#### [Your task]
Please reproduce every record, keeping each one exactly as written.

#### [The input]
— begin —

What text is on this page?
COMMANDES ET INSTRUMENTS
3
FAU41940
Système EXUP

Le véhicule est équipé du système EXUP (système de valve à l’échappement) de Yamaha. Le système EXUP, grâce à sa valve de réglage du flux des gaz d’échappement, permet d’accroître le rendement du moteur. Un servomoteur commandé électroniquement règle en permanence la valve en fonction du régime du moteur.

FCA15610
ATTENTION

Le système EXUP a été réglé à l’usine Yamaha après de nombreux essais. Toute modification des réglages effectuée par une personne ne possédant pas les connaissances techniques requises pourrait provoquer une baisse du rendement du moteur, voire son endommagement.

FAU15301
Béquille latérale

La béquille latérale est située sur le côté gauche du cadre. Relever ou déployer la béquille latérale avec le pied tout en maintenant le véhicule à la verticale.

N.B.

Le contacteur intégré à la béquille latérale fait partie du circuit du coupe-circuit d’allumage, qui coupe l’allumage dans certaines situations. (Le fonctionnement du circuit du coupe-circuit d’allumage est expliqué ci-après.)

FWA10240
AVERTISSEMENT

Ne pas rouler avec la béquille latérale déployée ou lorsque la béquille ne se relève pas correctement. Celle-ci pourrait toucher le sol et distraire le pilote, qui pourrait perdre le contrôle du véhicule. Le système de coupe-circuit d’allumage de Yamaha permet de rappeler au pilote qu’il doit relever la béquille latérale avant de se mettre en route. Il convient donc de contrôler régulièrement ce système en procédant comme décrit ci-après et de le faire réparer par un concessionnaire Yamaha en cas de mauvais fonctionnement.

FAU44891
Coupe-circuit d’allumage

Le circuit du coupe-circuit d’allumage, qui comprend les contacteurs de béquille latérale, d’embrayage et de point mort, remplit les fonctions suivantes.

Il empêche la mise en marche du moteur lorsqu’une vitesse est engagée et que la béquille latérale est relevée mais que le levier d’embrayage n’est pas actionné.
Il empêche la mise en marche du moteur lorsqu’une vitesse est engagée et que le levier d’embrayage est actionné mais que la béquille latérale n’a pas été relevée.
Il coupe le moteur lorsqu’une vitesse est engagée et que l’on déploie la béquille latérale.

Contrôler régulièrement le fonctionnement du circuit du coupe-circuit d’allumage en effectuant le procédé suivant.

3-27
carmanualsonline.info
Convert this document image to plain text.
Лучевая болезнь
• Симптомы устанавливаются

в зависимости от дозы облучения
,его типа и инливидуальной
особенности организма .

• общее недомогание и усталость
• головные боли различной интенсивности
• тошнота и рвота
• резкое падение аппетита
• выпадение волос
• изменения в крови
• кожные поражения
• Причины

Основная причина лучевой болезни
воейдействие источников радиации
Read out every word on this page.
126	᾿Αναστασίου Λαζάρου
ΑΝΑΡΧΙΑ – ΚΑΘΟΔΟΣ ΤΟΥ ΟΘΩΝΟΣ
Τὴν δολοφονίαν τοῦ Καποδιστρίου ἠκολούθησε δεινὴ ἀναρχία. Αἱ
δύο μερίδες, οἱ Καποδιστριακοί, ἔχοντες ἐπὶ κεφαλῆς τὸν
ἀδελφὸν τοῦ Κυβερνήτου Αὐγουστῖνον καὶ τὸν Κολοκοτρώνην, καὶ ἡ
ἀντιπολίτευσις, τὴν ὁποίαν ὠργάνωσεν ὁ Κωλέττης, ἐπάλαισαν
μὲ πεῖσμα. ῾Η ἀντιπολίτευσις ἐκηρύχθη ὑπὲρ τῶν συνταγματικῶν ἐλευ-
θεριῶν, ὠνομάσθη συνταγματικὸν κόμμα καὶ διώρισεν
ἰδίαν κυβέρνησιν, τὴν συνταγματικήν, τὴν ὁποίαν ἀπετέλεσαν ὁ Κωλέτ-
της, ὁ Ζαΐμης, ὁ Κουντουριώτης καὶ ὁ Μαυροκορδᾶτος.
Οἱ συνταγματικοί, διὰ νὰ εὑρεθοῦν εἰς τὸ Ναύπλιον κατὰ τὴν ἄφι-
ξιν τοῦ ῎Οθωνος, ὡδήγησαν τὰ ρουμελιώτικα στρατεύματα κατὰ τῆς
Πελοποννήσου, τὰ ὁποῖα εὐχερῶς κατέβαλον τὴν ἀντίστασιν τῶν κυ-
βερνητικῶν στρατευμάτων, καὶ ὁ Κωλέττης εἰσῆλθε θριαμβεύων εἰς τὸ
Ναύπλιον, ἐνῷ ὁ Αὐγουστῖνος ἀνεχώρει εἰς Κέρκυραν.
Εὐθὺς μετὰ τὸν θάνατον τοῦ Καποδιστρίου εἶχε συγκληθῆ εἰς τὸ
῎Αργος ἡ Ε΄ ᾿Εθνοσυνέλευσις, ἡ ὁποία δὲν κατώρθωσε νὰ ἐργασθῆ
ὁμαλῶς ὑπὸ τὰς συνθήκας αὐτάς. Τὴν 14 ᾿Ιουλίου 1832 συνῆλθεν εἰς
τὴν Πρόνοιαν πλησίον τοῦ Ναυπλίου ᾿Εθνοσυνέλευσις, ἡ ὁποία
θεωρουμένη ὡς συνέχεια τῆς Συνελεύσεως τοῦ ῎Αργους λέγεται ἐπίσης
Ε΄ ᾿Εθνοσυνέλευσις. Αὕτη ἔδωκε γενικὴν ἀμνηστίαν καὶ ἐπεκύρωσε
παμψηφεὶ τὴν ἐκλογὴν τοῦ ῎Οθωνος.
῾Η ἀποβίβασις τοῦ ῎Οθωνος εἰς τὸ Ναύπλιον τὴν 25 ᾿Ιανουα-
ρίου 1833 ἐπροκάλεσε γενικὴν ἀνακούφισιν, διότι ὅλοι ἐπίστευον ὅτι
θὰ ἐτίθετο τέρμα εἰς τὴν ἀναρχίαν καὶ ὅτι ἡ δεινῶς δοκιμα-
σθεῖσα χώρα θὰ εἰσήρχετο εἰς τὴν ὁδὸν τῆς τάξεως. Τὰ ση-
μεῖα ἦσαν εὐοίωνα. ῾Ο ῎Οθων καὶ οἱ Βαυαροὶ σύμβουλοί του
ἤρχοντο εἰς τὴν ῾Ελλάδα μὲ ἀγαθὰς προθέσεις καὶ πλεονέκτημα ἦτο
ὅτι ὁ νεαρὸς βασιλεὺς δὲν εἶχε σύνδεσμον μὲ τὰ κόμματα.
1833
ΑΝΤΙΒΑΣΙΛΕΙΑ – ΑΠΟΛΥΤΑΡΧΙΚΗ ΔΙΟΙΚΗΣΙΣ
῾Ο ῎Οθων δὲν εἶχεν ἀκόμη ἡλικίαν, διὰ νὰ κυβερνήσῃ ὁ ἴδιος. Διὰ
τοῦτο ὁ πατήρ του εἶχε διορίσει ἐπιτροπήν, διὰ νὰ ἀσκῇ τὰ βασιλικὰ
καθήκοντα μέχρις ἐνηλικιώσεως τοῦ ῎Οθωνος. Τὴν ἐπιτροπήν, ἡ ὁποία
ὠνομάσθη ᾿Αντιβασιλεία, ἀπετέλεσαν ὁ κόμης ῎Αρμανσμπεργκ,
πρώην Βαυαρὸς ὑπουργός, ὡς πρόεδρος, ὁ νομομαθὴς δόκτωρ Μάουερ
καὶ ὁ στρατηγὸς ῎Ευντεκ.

— end —

#### [Right answer]
What text is on this page?
COMMANDES ET INSTRUMENTS
3
FAU41940
Système EXUP

Le véhicule est équipé du système EXUP (système de valve à l’échappement) de Yamaha. Le système EXUP, grâce à sa valve de réglage du flux des gaz d’échappement, permet d’accroître le rendement du moteur. Un servomoteur commandé électroniquement règle en permanence la valve en fonction du régime du moteur.

FCA15610
ATTENTION

Le système EXUP a été réglé à l’usine Yamaha après de nombreux essais. Toute modification des réglages effectuée par une personne ne possédant pas les connaissances techniques requises pourrait provoquer une baisse du rendement du moteur, voire son endommagement.

FAU15301
Béquille latérale

La béquille latérale est située sur le côté gauche du cadre. Relever ou déployer la béquille latérale avec le pied tout en maintenant le véhicule à la verticale.

N.B.

Le contacteur intégré à la béquille latérale fait partie du circuit du coupe-circuit d’allumage, qui coupe l’allumage dans certaines situations. (Le fonctionnement du circuit du coupe-circuit d’allumage est expliqué ci-après.)

FWA10240
AVERTISSEMENT

Ne pas rouler avec la béquille latérale déployée ou lorsque la béquille ne se relève pas correctement. Celle-ci pourrait toucher le sol et distraire le pilote, qui pourrait perdre le contrôle du véhicule. Le système de coupe-circuit d’allumage de Yamaha permet de rappeler au pilote qu’il doit relever la béquille latérale avant de se mettre en route. Il convient donc de contrôler régulièrement ce système en procédant comme décrit ci-après et de le faire réparer par un concessionnaire Yamaha en cas de mauvais fonctionnement.

FAU44891
Coupe-circuit d’allumage

Le circuit du coupe-circuit d’allumage, qui comprend les contacteurs de béquille latérale, d’embrayage et de point mort, remplit les fonctions suivantes.

Il empêche la mise en marche du moteur lorsqu’une vitesse est engagée et que la béquille latérale est relevée mais que le levier d’embrayage n’est pas actionné.
Il empêche la mise en marche du moteur lorsqu’une vitesse est engagée et que le levier d’embrayage est actionné mais que la béquille latérale n’a pas été relevée.
Il coupe le moteur lorsqu’une vitesse est engagée et que l’on déploie la béquille latérale.

Contrôler régulièrement le fonctionnement du circuit du coupe-circuit d’allumage en effectuant le procédé suivant.

3-27
carmanualsonline.info
Convert this document image to plain text.
Лучевая болезнь
• Симптомы устанавливаются

в зависимости от дозы облучения
,его типа и инливидуальной
особенности организма .

• общее недомогание и усталость
• головные боли различной интенсивности
• тошнота и рвота
• резкое падение аппетита
• выпадение волос
• изменения в крови
• кожные поражения
• Причины

Основная причина лучевой болезни
воейдействие источников радиации
Read out every word on this page.
126	᾿Αναστασίου Λαζάρου
ΑΝΑΡΧΙΑ – ΚΑΘΟΔΟΣ ΤΟΥ ΟΘΩΝΟΣ
Τὴν δολοφονίαν τοῦ Καποδιστρίου ἠκολούθησε δεινὴ ἀναρχία. Αἱ
δύο μερίδες, οἱ Καποδιστριακοί, ἔχοντες ἐπὶ κεφαλῆς τὸν
ἀδελφὸν τοῦ Κυβερνήτου Αὐγουστῖνον καὶ τὸν Κολοκοτρώνην, καὶ ἡ
ἀντιπολίτευσις, τὴν ὁποίαν ὠργάνωσεν ὁ Κωλέττης, ἐπάλαισαν
μὲ πεῖσμα. ῾Η ἀντιπολίτευσις ἐκηρύχθη ὑπὲρ τῶν συνταγματικῶν ἐλευ-
θεριῶν, ὠνομάσθη συνταγματικὸν κόμμα καὶ διώρισεν
ἰδίαν κυβέρνησιν, τὴν συνταγματικήν, τὴν ὁποίαν ἀπετέλεσαν ὁ Κωλέτ-
της, ὁ Ζαΐμης, ὁ Κουντουριώτης καὶ ὁ Μαυροκορδᾶτος.
Οἱ συνταγματικοί, διὰ νὰ εὑρεθοῦν εἰς τὸ Ναύπλιον κατὰ τὴν ἄφι-
ξιν τοῦ ῎Οθωνος, ὡδήγησαν τὰ ρουμελιώτικα στρατεύματα κατὰ τῆς
Πελοποννήσου, τὰ ὁποῖα εὐχερῶς κατέβαλον τὴν ἀντίστασιν τῶν κυ-
βερνητικῶν στρατευμάτων, καὶ ὁ Κωλέττης εἰσῆλθε θριαμβεύων εἰς τὸ
Ναύπλιον, ἐνῷ ὁ Αὐγουστῖνος ἀνεχώρει εἰς Κέρκυραν.
Εὐθὺς μετὰ τὸν θάνατον τοῦ Καποδιστρίου εἶχε συγκληθῆ εἰς τὸ
῎Αργος ἡ Ε΄ ᾿Εθνοσυνέλευσις, ἡ ὁποία δὲν κατώρθωσε νὰ ἐργασθῆ
ὁμαλῶς ὑπὸ τὰς συνθήκας αὐτάς. Τὴν 14 ᾿Ιουλίου 1832 συνῆλθεν εἰς
τὴν Πρόνοιαν πλησίον τοῦ Ναυπλίου ᾿Εθνοσυνέλευσις, ἡ ὁποία
θεωρουμένη ὡς συνέχεια τῆς Συνελεύσεως τοῦ ῎Αργους λέγεται ἐπίσης
Ε΄ ᾿Εθνοσυνέλευσις. Αὕτη ἔδωκε γενικὴν ἀμνηστίαν καὶ ἐπεκύρωσε
παμψηφεὶ τὴν ἐκλογὴν τοῦ ῎Οθωνος.
῾Η ἀποβίβασις τοῦ ῎Οθωνος εἰς τὸ Ναύπλιον τὴν 25 ᾿Ιανουα-
ρίου 1833 ἐπροκάλεσε γενικὴν ἀνακούφισιν, διότι ὅλοι ἐπίστευον ὅτι
θὰ ἐτίθετο τέρμα εἰς τὴν ἀναρχίαν καὶ ὅτι ἡ δεινῶς δοκιμα-
σθεῖσα χώρα θὰ εἰσήρχετο εἰς τὴν ὁδὸν τῆς τάξεως. Τὰ ση-
μεῖα ἦσαν εὐοίωνα. ῾Ο ῎Οθων καὶ οἱ Βαυαροὶ σύμβουλοί του
ἤρχοντο εἰς τὴν ῾Ελλάδα μὲ ἀγαθὰς προθέσεις καὶ πλεονέκτημα ἦτο
ὅτι ὁ νεαρὸς βασιλεὺς δὲν εἶχε σύνδεσμον μὲ τὰ κόμματα.
1833
ΑΝΤΙΒΑΣΙΛΕΙΑ – ΑΠΟΛΥΤΑΡΧΙΚΗ ΔΙΟΙΚΗΣΙΣ
῾Ο ῎Οθων δὲν εἶχεν ἀκόμη ἡλικίαν, διὰ νὰ κυβερνήσῃ ὁ ἴδιος. Διὰ
τοῦτο ὁ πατήρ του εἶχε διορίσει ἐπιτροπήν, διὰ νὰ ἀσκῇ τὰ βασιλικὰ
καθήκοντα μέχρις ἐνηλικιώσεως τοῦ ῎Οθωνος. Τὴν ἐπιτροπήν, ἡ ὁποία
ὠνομάσθη ᾿Αντιβασιλεία, ἀπετέλεσαν ὁ κόμης ῎Αρμανσμπεργκ,
πρώην Βαυαρὸς ὑπουργός, ὡς πρόεδρος, ὁ νομομαθὴς δόκτωρ Μάουερ
καὶ ὁ στρατηγὸς ῎Ευντεκ.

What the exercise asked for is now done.